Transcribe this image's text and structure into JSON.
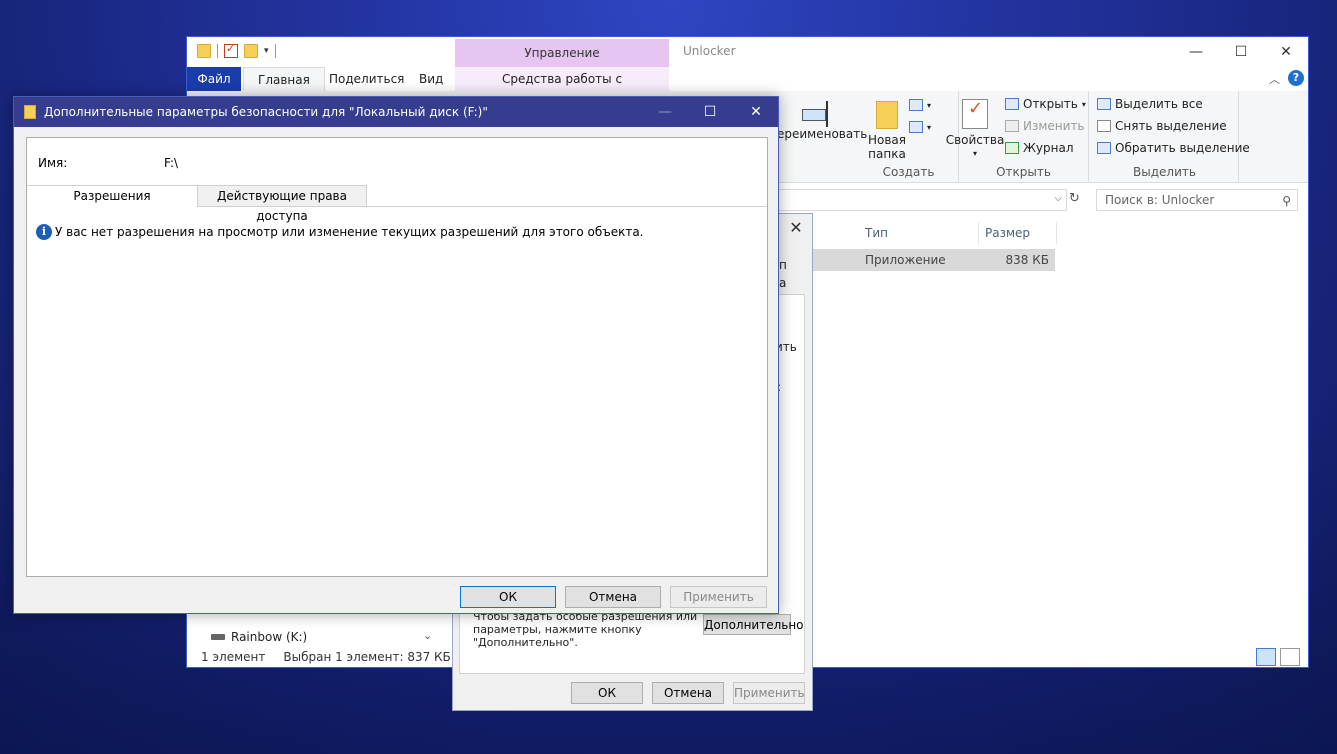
{
  "explorer": {
    "title": "Unlocker",
    "manage_tab": "Управление",
    "tabs": {
      "file": "Файл",
      "home": "Главная",
      "share": "Поделиться",
      "view": "Вид",
      "app_tools": "Средства работы с приложениями"
    },
    "help": "?",
    "ribbon": {
      "rename": "ереименовать",
      "new_folder_line1": "Новая",
      "new_folder_line2": "папка",
      "create_group": "Создать",
      "properties": "Свойства",
      "open": "Открыть",
      "edit": "Изменить",
      "history": "Журнал",
      "open_group": "Открыть",
      "select_all": "Выделить все",
      "select_none": "Снять выделение",
      "invert_selection": "Обратить выделение",
      "select_group": "Выделить"
    },
    "search_placeholder": "Поиск в: Unlocker",
    "columns": {
      "type": "Тип",
      "size": "Размер"
    },
    "file": {
      "type": "Приложение",
      "size": "838 КБ"
    },
    "nav_drive": "Rainbow (K:)",
    "status": {
      "count": "1 элемент",
      "selected": "Выбран 1 элемент: 837 КБ"
    }
  },
  "props_dialog": {
    "fragments": [
      "п",
      "а",
      "ить",
      ":"
    ],
    "advanced_text": "Чтобы задать особые разрешения или параметры, нажмите кнопку \"Дополнительно\".",
    "advanced_button": "Дополнительно",
    "ok": "ОК",
    "cancel": "Отмена",
    "apply": "Применить"
  },
  "security_dialog": {
    "title": "Дополнительные параметры безопасности  для \"Локальный диск (F:)\"",
    "name_label": "Имя:",
    "name_value": "F:\\",
    "tabs": [
      "Разрешения",
      "Действующие права доступа"
    ],
    "info_message": "У вас нет разрешения на просмотр или изменение текущих разрешений для этого объекта.",
    "ok": "ОК",
    "cancel": "Отмена",
    "apply": "Применить"
  }
}
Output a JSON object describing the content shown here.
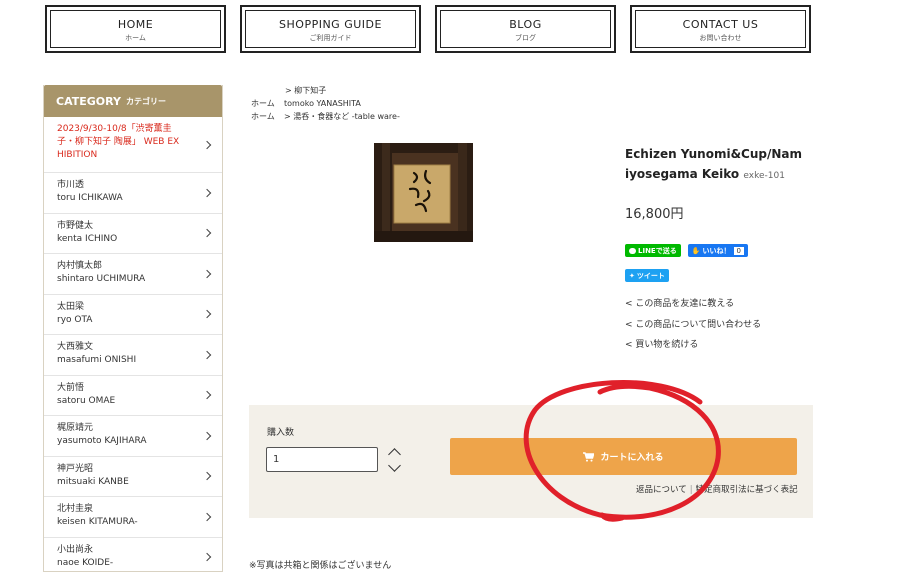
{
  "nav": [
    {
      "en": "HOME",
      "ja": "ホーム"
    },
    {
      "en": "SHOPPING GUIDE",
      "ja": "ご利用ガイド"
    },
    {
      "en": "BLOG",
      "ja": "ブログ"
    },
    {
      "en": "CONTACT US",
      "ja": "お問い合わせ"
    }
  ],
  "sidebar": {
    "title": "CATEGORY",
    "title_ja": "カテゴリー",
    "items": [
      {
        "line1": "2023/9/30-10/8「渋寄薫圭",
        "line2": "子・柳下知子 陶展」 WEB EX",
        "line3": "HIBITION"
      },
      {
        "line1": "市川透",
        "line2": "toru ICHIKAWA"
      },
      {
        "line1": "市野健太",
        "line2": "kenta ICHINO"
      },
      {
        "line1": "内村慎太郎",
        "line2": "shintaro UCHIMURA"
      },
      {
        "line1": "太田梁",
        "line2": "ryo OTA"
      },
      {
        "line1": "大西雅文",
        "line2": "masafumi ONISHI"
      },
      {
        "line1": "大前悟",
        "line2": "satoru OMAE"
      },
      {
        "line1": "梶原靖元",
        "line2": "yasumoto KAJIHARA"
      },
      {
        "line1": "神戸光昭",
        "line2": "mitsuaki KANBE"
      },
      {
        "line1": "北村圭泉",
        "line2": "keisen KITAMURA-"
      },
      {
        "line1": "小出尚永",
        "line2": "naoe KOIDE-"
      }
    ]
  },
  "breadcrumbs": {
    "row1": "> 柳下知子",
    "row2_home": "ホーム",
    "row2": "tomoko YANASHITA",
    "row3_home": "ホーム",
    "row3": "> 湯呑・食器など -table ware-"
  },
  "product": {
    "title_line1": "Echizen Yunomi&Cup/Nam",
    "title_line2": "iyosegama Keiko",
    "code": "exke-101",
    "price": "16,800円"
  },
  "social": {
    "line": "LINEで送る",
    "fb": "いいね！",
    "fb_count": "0",
    "tweet": "ツイート"
  },
  "links": [
    "< この商品を友達に教える",
    "< この商品について問い合わせる",
    "< 買い物を続ける"
  ],
  "cart": {
    "qty_label": "購入数",
    "qty_value": "1",
    "button": "カートに入れる",
    "returns": "返品について",
    "tokusho": "特定商取引法に基づく表記"
  },
  "note": "※写真は共箱と関係はございません",
  "colors": {
    "sidebar_header": "#a8956a",
    "cart_button": "#eea44a",
    "annotation": "#e0202a"
  }
}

━━━━━━

§ Problem details
Your copy should hold every record word for word and none of the pictures.

§ Answer below
Transcribe this image's text and structure into JSON.
{
  "explorer": {
    "title": "Unlocker",
    "manage_tab": "Управление",
    "tabs": {
      "file": "Файл",
      "home": "Главная",
      "share": "Поделиться",
      "view": "Вид",
      "app_tools": "Средства работы с приложениями"
    },
    "help": "?",
    "ribbon": {
      "rename": "ереименовать",
      "new_folder_line1": "Новая",
      "new_folder_line2": "папка",
      "create_group": "Создать",
      "properties": "Свойства",
      "open": "Открыть",
      "edit": "Изменить",
      "history": "Журнал",
      "open_group": "Открыть",
      "select_all": "Выделить все",
      "select_none": "Снять выделение",
      "invert_selection": "Обратить выделение",
      "select_group": "Выделить"
    },
    "search_placeholder": "Поиск в: Unlocker",
    "columns": {
      "type": "Тип",
      "size": "Размер"
    },
    "file": {
      "type": "Приложение",
      "size": "838 КБ"
    },
    "nav_drive": "Rainbow (K:)",
    "status": {
      "count": "1 элемент",
      "selected": "Выбран 1 элемент: 837 КБ"
    }
  },
  "props_dialog": {
    "fragments": [
      "п",
      "а",
      "ить",
      ":"
    ],
    "advanced_text": "Чтобы задать особые разрешения или параметры, нажмите кнопку \"Дополнительно\".",
    "advanced_button": "Дополнительно",
    "ok": "ОК",
    "cancel": "Отмена",
    "apply": "Применить"
  },
  "security_dialog": {
    "title": "Дополнительные параметры безопасности  для \"Локальный диск (F:)\"",
    "name_label": "Имя:",
    "name_value": "F:\\",
    "tabs": [
      "Разрешения",
      "Действующие права доступа"
    ],
    "info_message": "У вас нет разрешения на просмотр или изменение текущих разрешений для этого объекта.",
    "ok": "ОК",
    "cancel": "Отмена",
    "apply": "Применить"
  }
}
Output a JSON object describing the content shown here.
{
  "nav": [
    {
      "en": "HOME",
      "ja": "ホーム"
    },
    {
      "en": "SHOPPING GUIDE",
      "ja": "ご利用ガイド"
    },
    {
      "en": "BLOG",
      "ja": "ブログ"
    },
    {
      "en": "CONTACT US",
      "ja": "お問い合わせ"
    }
  ],
  "sidebar": {
    "title": "CATEGORY",
    "title_ja": "カテゴリー",
    "items": [
      {
        "line1": "2023/9/30-10/8「渋寄薫圭",
        "line2": "子・柳下知子 陶展」 WEB EX",
        "line3": "HIBITION"
      },
      {
        "line1": "市川透",
        "line2": "toru ICHIKAWA"
      },
      {
        "line1": "市野健太",
        "line2": "kenta ICHINO"
      },
      {
        "line1": "内村慎太郎",
        "line2": "shintaro UCHIMURA"
      },
      {
        "line1": "太田梁",
        "line2": "ryo OTA"
      },
      {
        "line1": "大西雅文",
        "line2": "masafumi ONISHI"
      },
      {
        "line1": "大前悟",
        "line2": "satoru OMAE"
      },
      {
        "line1": "梶原靖元",
        "line2": "yasumoto KAJIHARA"
      },
      {
        "line1": "神戸光昭",
        "line2": "mitsuaki KANBE"
      },
      {
        "line1": "北村圭泉",
        "line2": "keisen KITAMURA-"
      },
      {
        "line1": "小出尚永",
        "line2": "naoe KOIDE-"
      }
    ]
  },
  "breadcrumbs": {
    "row1": "> 柳下知子",
    "row2_home": "ホーム",
    "row2": "tomoko YANASHITA",
    "row3_home": "ホーム",
    "row3": "> 湯呑・食器など -table ware-"
  },
  "product": {
    "title_line1": "Echizen Yunomi&Cup/Nam",
    "title_line2": "iyosegama Keiko",
    "code": "exke-101",
    "price": "16,800円"
  },
  "social": {
    "line": "LINEで送る",
    "fb": "いいね！",
    "fb_count": "0",
    "tweet": "ツイート"
  },
  "links": [
    "< この商品を友達に教える",
    "< この商品について問い合わせる",
    "< 買い物を続ける"
  ],
  "cart": {
    "qty_label": "購入数",
    "qty_value": "1",
    "button": "カートに入れる",
    "returns": "返品について",
    "tokusho": "特定商取引法に基づく表記"
  },
  "note": "※写真は共箱と関係はございません",
  "colors": {
    "sidebar_header": "#a8956a",
    "cart_button": "#eea44a",
    "annotation": "#e0202a"
  }
}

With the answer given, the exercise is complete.